**What this task involves**
Count the lines below that contain the word "Center", and report only that number.

**Given records**
_ _ _ _

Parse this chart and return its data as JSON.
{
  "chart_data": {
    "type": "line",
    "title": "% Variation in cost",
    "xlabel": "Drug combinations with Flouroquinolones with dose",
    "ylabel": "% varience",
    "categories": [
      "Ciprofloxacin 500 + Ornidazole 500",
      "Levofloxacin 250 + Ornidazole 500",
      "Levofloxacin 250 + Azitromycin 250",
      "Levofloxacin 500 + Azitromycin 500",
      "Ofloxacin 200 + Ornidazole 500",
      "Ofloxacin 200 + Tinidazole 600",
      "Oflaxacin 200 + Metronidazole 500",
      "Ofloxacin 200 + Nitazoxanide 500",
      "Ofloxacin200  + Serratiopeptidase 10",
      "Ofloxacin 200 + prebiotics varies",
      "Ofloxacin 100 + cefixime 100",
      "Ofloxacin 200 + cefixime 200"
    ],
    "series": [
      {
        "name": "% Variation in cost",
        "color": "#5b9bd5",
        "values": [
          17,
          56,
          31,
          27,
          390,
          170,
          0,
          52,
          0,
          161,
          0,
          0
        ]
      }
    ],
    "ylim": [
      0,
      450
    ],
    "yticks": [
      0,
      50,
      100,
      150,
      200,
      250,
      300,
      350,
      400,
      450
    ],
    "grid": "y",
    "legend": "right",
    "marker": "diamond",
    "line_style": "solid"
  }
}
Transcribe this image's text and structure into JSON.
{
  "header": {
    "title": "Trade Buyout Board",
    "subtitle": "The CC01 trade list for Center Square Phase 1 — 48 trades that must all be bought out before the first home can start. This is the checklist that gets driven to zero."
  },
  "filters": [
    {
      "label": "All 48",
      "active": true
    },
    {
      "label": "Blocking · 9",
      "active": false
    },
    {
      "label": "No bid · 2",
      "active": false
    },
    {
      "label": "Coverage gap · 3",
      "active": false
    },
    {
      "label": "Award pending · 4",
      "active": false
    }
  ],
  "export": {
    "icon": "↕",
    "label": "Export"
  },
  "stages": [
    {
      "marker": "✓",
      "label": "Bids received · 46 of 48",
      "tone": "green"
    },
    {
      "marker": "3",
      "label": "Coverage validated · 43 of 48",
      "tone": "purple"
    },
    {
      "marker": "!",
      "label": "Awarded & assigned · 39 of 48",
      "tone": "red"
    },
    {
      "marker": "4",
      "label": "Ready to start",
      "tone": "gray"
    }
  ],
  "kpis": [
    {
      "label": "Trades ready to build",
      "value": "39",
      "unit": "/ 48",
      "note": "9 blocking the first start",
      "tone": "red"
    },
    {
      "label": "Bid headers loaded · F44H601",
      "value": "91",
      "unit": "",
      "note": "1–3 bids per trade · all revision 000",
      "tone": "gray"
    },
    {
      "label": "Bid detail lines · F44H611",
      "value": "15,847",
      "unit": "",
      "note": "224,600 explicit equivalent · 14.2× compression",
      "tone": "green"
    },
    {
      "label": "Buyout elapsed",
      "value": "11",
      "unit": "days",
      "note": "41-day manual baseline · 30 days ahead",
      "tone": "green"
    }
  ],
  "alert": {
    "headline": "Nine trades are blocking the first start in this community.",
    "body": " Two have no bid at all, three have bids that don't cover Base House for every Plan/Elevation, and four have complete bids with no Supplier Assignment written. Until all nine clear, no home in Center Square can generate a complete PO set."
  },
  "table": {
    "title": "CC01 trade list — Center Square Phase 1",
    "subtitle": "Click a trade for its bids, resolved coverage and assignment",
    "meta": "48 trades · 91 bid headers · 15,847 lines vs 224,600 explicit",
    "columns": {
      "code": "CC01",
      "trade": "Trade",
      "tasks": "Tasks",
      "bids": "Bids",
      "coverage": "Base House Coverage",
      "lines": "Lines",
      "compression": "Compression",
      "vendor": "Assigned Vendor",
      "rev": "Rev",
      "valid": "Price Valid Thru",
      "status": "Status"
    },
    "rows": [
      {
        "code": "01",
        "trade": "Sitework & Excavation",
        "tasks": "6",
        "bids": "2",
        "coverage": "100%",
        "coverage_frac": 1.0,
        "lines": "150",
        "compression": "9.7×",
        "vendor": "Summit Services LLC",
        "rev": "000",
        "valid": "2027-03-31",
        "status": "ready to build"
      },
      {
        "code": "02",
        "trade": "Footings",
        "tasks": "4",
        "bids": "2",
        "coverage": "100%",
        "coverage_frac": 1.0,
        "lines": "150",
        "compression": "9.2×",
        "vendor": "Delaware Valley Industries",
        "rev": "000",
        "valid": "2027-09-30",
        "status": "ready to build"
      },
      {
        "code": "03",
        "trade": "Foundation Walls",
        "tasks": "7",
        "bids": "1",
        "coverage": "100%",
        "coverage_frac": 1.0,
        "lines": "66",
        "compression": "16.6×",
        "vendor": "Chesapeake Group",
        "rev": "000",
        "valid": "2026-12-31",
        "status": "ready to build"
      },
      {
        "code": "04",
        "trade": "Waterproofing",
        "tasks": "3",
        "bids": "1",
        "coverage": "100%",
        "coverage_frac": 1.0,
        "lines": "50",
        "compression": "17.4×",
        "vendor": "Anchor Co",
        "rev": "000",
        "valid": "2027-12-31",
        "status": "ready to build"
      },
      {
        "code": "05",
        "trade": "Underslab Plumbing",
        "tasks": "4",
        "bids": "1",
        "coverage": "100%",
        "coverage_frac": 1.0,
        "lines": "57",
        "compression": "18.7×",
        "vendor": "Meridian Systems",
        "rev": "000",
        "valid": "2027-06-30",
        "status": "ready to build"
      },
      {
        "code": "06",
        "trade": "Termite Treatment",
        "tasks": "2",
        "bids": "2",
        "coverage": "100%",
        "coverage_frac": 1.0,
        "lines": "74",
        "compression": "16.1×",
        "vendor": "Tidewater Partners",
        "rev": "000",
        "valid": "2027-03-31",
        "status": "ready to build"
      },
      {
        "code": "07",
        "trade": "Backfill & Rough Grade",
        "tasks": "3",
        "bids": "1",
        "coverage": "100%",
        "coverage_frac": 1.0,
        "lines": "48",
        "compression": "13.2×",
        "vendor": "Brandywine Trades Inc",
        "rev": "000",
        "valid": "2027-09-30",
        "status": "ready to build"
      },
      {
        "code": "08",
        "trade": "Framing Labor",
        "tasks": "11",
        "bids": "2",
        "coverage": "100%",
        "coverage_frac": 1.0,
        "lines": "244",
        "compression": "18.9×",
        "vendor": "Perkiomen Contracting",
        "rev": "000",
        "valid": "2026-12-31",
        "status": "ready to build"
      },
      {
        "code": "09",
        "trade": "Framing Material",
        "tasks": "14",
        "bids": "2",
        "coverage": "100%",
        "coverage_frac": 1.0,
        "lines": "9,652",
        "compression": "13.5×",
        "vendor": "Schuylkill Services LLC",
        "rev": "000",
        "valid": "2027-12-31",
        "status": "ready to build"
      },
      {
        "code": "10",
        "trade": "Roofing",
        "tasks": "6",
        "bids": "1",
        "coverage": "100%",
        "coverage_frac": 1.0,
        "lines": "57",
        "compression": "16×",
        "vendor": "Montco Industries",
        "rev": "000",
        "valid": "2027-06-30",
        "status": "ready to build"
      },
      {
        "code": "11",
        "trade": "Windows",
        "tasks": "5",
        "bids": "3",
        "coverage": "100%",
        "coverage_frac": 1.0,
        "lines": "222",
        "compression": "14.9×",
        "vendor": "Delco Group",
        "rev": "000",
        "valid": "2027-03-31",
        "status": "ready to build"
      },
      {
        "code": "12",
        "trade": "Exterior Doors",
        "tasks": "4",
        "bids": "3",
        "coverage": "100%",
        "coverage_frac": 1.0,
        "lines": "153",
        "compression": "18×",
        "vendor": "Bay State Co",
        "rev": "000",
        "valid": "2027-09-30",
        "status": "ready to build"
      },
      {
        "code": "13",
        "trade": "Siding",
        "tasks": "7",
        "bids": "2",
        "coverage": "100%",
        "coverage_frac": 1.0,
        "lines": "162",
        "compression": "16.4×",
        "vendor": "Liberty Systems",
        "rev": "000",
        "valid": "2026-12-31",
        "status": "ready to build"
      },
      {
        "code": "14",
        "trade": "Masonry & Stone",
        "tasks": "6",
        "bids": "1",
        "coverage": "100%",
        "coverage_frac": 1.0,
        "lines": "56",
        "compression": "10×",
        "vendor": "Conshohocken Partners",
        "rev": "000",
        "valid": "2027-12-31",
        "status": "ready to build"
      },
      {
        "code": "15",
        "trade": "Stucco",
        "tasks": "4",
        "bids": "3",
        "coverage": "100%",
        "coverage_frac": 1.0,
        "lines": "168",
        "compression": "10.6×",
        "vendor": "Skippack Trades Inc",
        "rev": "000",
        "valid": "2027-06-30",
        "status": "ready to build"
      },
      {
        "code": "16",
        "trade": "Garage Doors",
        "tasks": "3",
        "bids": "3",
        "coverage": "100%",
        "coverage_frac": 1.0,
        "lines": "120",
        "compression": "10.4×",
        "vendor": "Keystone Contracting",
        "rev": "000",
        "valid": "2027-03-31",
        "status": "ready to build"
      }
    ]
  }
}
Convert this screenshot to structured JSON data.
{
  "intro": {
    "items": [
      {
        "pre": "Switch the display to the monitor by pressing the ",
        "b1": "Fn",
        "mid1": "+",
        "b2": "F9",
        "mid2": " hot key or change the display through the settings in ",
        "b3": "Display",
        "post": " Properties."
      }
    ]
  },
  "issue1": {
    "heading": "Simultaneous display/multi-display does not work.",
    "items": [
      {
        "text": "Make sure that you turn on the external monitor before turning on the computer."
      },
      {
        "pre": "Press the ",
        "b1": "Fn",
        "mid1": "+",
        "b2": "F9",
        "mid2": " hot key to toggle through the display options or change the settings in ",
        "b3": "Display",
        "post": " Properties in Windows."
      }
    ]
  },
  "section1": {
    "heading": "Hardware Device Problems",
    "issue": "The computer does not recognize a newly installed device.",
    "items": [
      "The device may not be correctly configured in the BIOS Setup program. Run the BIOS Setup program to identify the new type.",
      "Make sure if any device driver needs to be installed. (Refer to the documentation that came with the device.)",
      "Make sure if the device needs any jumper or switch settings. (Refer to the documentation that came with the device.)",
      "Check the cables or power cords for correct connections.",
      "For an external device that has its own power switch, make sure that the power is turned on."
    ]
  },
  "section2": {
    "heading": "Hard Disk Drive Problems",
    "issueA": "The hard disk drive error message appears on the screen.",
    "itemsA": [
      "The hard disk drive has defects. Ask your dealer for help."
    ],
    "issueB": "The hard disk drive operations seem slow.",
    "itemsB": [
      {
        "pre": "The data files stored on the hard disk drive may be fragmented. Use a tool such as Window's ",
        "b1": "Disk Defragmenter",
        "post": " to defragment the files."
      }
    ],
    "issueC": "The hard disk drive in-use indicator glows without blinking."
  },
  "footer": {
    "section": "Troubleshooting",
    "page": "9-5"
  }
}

_ _ _ _

**Answer to the problem**
3